Texte fourni —
★ ★ ★

6. D'autre part, si, à défaut de preuve de sa notification, le titre de perception du 5 septembre 2001 n'a pu interrompre le cours de la prescription relative à l'action en consignation de la somme résultant de l'arrêté du 19 juillet 2001, la prescription trentenaire n'était pas acquise lorsqu'a été notifié le 29 avril 2011 un commandement de payer du 18 avril 2011, qui a interrompu le cours de la prescription, alors réduite à cinq ans à compter de l'entrée en vigueur de la loi du 17 juin 2008. Dans ces conditions, la prescription de cinq ans prévue à l'article 2224 du code civil n'était pas acquise lors de la notification de la mise en demeure du 11 juin 2015, notifiée au plus tard le 15 juillet 2015, date du courrier d'opposition à poursuite.
7. En deuxième lieu, aux termes de l'article 118 du décret du 7 novembre 2012 : " Avant de saisir la juridiction compétente, le redevable doit adresser une réclamation appuyée de toutes justifications utiles au comptable chargé du recouvrement de l'ordre de recouvrer. La réclamation doit être déposée, sous peine de nullité : 1° En cas d'opposition à l'exécution d'un titre de perception, dans les deux mois qui suivent la notification de ce titre ou du premier acte de poursuite qui procède du titre en cause ; 2° En cas d'opposition à poursuites, dans les deux mois qui suivent la notification de l'acte de poursuite (...) ".
8. Il ressort de sa réclamation préalable du 15 juillet 2015 que si la société Progalva a mentionné l'ensemble des sommes portées dans la mise en demeure de payer du 11 juin 2015, elle n'a contesté et justifié de sa contestation qu'en ce qui concerne la somme de 60 979,61 euros issue du titre de perception du 5 septembre 2001 et n'a ni contesté l'existence du commandement de payer du 26 avril 2012 ni invoqué la prescription de la somme de 1 829 euros. Elle n'a d'ailleurs pas plus présenté de moyens relatifs à ce commandement de payer en première instance. Dans ces conditions, à défaut de réclamation préalable appuyée de toutes justifications utiles présentée au comptable chargé du recouvrement conformément aux dispositions de l'article 118 du décret du 7 novembre 2012, les moyens tirés de ce que l'action en recouvrement serait prescrite en ce qui concerne la somme de 1 829 euros, dès lors que l'existence et la notification de ce commandement ne seraient pas établies, doivent être écartés comme irrecevables.

★ ★ ★

Extraits de données —

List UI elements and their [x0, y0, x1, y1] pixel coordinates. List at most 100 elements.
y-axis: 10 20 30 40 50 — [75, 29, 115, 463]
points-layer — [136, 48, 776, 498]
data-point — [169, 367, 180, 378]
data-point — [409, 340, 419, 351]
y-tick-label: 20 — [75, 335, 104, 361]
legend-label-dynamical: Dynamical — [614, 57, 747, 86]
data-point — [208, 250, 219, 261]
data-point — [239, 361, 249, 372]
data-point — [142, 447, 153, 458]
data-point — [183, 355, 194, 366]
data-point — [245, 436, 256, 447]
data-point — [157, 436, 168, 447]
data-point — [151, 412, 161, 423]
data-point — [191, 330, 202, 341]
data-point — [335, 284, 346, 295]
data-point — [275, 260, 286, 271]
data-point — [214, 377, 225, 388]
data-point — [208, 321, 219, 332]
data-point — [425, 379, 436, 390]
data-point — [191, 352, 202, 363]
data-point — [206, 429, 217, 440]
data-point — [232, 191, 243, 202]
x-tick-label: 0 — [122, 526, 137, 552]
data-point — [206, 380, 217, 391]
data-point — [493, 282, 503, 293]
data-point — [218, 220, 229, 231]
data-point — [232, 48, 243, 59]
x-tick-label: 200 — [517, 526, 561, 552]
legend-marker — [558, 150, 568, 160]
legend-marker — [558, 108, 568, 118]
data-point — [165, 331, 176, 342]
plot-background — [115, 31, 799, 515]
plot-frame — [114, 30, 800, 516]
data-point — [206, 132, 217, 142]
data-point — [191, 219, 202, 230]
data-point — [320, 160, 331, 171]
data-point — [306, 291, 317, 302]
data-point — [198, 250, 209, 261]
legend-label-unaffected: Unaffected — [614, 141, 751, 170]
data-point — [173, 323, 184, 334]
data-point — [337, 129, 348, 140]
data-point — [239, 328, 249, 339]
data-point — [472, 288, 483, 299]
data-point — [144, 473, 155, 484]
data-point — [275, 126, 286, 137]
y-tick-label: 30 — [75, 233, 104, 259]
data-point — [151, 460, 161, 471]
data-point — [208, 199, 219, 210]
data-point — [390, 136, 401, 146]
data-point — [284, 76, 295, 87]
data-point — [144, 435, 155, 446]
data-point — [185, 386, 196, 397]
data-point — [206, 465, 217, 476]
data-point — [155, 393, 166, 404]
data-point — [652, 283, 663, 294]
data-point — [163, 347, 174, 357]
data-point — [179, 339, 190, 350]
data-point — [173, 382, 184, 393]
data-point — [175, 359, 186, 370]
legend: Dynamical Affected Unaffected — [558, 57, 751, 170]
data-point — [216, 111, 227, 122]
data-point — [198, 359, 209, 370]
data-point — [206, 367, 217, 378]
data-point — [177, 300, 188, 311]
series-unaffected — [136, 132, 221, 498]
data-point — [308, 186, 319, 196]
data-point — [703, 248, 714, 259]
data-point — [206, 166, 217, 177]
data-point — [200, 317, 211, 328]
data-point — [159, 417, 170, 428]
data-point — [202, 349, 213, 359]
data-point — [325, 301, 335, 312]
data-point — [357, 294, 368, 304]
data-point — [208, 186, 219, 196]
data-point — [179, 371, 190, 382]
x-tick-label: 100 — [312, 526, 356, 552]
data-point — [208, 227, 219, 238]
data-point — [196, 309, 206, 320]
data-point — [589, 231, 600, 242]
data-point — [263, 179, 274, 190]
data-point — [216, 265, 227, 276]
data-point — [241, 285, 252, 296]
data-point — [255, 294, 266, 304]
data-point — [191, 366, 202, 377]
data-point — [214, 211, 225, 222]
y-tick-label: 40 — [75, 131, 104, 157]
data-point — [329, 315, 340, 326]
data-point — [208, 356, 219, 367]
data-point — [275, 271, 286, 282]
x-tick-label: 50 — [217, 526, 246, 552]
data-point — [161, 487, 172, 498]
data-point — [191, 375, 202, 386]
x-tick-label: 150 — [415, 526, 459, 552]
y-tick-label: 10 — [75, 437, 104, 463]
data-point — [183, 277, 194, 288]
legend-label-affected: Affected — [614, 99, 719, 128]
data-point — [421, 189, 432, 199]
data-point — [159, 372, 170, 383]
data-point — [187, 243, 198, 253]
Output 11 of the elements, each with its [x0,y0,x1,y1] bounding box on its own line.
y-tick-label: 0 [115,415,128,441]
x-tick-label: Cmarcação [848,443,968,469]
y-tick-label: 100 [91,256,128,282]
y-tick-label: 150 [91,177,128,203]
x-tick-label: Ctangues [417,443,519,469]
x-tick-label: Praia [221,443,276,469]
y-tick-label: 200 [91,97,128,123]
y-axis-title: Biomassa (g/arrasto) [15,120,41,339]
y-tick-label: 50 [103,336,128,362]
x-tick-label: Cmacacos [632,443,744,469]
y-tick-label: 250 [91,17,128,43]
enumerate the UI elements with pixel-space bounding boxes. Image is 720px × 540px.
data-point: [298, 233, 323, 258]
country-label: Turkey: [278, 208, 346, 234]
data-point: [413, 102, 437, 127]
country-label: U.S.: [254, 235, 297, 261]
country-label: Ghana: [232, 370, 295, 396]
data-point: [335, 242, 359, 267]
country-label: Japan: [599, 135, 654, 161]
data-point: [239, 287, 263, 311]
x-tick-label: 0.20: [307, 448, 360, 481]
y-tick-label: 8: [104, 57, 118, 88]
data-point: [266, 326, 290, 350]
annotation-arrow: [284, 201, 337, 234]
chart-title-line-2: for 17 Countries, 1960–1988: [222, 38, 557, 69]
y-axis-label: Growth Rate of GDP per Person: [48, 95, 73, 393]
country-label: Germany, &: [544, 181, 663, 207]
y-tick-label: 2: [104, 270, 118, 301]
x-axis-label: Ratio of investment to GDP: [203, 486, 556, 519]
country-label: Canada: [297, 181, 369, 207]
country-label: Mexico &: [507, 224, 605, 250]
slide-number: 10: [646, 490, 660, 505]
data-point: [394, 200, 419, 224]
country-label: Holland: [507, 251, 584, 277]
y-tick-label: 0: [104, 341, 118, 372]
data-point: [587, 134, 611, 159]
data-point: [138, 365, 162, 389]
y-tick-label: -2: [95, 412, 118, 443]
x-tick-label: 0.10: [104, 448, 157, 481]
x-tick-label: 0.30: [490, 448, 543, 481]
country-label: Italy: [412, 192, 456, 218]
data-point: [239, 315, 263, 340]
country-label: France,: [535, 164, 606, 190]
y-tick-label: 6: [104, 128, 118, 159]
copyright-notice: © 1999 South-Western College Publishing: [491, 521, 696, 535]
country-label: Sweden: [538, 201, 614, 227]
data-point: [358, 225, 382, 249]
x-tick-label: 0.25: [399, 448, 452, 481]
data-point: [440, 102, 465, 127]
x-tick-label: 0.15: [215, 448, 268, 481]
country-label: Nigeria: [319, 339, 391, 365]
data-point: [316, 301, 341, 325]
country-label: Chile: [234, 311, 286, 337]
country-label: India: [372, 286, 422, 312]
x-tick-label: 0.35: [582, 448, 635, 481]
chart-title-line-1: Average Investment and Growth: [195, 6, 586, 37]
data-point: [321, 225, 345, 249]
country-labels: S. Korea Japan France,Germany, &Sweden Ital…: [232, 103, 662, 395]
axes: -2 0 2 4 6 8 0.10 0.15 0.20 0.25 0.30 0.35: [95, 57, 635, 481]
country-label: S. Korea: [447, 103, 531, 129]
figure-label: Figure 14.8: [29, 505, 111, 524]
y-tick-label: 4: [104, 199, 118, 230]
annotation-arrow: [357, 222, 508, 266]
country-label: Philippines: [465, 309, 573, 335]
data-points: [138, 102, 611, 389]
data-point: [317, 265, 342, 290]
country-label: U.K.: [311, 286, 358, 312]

★ ★ ★

Les tâches —
a. Dans le texte fourni, à quel article du code civil est prévue la prescription de cinq ans ?
b. Mettez à jour le passage du texte fourni commençant par « 6. D'autre part, si, à » et allant jusqu'à « d'opposition à poursuite. », en y remplaçant « mise en demeure » par « sommation ».
Les enregistrements ne sont pas nécessaires ici.

Corrigé —
a. À l'article 2224 du code civil.

b.
6. D'autre part, si, à défaut de preuve de sa notification, le titre de perception du 5 septembre 2001 n'a pu interrompre le cours de la prescription relative à l'action en consignation de la somme résultant de l'arrêté du 19 juillet 2001, la prescription trentenaire n'était pas acquise lorsqu'a été notifié le 29 avril 2011 un commandement de payer du 18 avril 2011, qui a interrompu le cours de la prescription, alors réduite à cinq ans à compter de l'entrée en vigueur de la loi du 17 juin 2008. Dans ces conditions, la prescription de cinq ans prévue à l'article 2224 du code civil n'était pas acquise lors de la notification de la sommation du 11 juin 2015, notifiée au plus tard le 15 juillet 2015, date du courrier d'opposition à poursuite.